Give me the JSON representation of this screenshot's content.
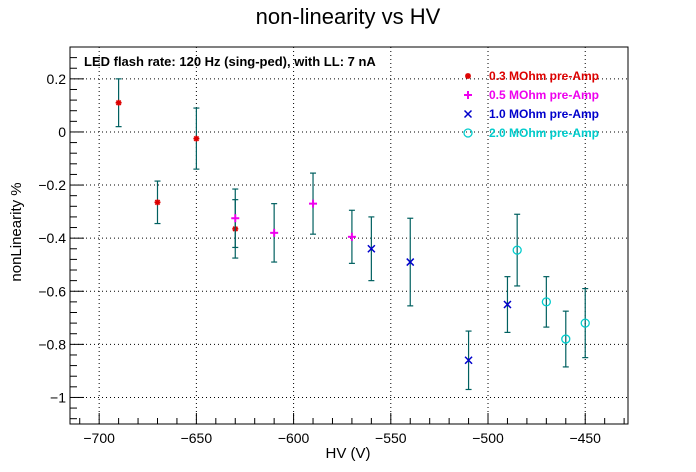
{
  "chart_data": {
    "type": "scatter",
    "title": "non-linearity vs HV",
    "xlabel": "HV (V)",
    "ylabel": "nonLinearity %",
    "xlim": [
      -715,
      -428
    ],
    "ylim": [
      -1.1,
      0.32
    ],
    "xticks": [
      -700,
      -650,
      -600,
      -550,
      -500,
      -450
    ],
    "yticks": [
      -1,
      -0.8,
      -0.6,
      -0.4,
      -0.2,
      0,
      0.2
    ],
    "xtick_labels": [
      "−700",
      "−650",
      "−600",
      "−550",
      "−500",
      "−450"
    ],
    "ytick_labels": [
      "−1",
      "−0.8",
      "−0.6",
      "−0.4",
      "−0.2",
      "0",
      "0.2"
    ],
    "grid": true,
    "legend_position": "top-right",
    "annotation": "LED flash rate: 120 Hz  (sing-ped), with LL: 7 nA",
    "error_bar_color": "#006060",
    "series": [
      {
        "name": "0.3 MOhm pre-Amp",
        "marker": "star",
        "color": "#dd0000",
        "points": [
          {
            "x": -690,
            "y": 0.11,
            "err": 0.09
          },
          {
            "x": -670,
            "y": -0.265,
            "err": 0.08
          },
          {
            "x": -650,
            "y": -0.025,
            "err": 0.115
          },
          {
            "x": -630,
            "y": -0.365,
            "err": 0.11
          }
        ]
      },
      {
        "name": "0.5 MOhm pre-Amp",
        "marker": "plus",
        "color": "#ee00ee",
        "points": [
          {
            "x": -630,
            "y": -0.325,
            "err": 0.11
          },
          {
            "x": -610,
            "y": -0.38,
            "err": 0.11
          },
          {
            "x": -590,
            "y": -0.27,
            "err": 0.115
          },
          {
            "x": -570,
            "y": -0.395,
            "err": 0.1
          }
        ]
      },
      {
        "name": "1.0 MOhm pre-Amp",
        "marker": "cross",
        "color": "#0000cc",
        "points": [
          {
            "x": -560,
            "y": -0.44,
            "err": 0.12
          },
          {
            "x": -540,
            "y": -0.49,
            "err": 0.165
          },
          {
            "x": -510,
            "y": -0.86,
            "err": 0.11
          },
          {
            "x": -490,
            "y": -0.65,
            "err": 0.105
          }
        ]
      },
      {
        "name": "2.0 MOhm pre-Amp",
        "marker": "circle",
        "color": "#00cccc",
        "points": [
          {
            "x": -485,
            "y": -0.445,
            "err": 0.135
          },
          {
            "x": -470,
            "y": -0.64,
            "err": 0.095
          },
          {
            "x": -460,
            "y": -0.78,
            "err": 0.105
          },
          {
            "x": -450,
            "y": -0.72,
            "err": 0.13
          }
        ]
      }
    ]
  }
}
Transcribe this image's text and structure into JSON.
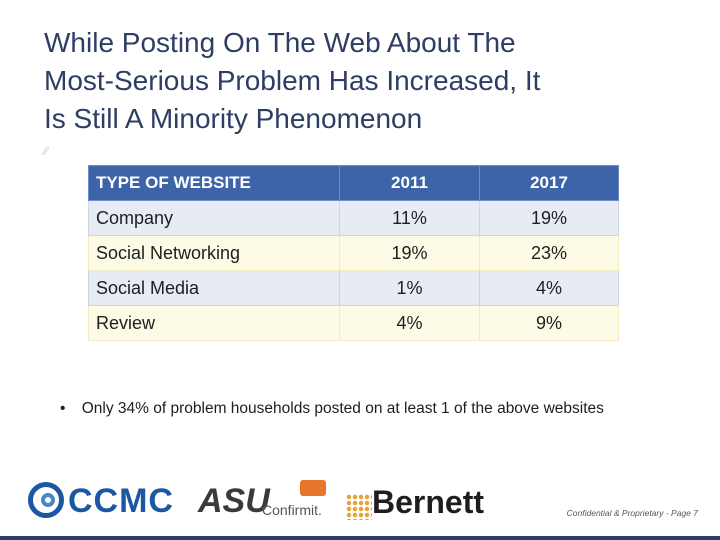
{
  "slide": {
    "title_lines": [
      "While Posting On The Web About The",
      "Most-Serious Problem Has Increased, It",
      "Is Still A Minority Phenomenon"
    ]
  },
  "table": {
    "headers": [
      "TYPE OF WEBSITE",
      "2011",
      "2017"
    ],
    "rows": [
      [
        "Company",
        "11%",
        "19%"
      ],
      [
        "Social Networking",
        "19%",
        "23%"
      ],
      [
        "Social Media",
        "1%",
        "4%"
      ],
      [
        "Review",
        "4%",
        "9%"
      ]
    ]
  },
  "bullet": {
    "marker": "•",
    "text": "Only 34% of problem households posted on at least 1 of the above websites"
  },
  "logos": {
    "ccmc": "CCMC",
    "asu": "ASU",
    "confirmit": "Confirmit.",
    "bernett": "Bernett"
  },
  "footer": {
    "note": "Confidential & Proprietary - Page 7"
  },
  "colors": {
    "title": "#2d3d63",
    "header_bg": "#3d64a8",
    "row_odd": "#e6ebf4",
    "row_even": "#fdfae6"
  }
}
* * *
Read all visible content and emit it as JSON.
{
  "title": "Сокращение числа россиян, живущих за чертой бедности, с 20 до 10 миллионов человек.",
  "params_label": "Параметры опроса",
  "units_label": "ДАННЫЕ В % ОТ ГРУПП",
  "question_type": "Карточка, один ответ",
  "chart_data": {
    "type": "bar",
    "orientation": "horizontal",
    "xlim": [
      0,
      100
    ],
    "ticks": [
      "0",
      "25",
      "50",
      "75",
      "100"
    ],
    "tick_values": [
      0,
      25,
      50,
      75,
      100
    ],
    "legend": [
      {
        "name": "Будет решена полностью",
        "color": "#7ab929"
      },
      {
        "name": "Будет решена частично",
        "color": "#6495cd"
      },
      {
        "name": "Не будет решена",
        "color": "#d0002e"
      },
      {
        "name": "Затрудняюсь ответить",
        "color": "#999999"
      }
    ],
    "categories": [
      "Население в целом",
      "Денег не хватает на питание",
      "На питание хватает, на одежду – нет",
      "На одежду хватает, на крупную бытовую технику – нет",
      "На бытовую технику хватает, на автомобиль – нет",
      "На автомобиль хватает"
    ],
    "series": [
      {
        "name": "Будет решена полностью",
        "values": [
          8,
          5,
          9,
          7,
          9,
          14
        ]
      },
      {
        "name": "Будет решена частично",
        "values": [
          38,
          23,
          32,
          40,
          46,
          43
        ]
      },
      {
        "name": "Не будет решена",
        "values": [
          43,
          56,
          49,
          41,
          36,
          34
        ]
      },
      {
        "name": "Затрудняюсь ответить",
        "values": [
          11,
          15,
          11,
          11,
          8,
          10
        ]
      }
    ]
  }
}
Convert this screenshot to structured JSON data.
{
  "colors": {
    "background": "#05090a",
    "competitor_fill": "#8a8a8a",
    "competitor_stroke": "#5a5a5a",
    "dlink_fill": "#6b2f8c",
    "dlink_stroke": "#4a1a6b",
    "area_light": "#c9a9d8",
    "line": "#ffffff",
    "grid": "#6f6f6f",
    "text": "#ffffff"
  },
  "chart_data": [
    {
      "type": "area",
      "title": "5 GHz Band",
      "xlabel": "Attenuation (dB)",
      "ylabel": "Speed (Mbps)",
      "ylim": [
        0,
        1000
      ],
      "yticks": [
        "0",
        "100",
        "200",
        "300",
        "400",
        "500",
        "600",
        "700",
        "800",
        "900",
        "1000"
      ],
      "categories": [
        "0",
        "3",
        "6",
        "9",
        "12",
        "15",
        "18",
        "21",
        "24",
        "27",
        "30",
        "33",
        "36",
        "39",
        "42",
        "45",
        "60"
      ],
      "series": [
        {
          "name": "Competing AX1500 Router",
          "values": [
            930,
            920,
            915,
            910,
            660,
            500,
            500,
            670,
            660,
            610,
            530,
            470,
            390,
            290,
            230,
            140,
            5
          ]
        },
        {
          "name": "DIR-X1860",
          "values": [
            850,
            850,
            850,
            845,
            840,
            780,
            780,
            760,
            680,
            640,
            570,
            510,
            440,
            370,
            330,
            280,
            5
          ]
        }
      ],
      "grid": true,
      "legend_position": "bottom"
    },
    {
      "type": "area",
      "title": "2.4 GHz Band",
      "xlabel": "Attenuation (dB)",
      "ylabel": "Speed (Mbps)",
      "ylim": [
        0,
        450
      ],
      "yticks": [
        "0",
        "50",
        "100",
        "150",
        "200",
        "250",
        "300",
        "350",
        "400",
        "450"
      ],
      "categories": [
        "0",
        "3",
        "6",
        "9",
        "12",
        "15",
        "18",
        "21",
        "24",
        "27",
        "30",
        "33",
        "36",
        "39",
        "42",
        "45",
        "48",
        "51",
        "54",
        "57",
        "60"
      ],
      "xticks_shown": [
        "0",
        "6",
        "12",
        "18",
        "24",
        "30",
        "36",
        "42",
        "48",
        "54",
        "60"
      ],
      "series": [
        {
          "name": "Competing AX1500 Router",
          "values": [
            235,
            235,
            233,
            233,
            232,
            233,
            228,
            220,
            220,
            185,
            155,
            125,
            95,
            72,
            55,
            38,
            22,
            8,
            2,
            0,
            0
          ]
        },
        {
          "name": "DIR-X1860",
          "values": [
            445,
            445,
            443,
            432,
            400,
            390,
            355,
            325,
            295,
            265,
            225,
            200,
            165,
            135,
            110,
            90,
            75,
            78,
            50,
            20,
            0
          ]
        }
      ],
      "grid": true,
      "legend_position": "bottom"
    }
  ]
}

**Required task:** Report the number of lines in the listing where the string "питание" appears, and nothing besides.

**Answer to this exercise:** 2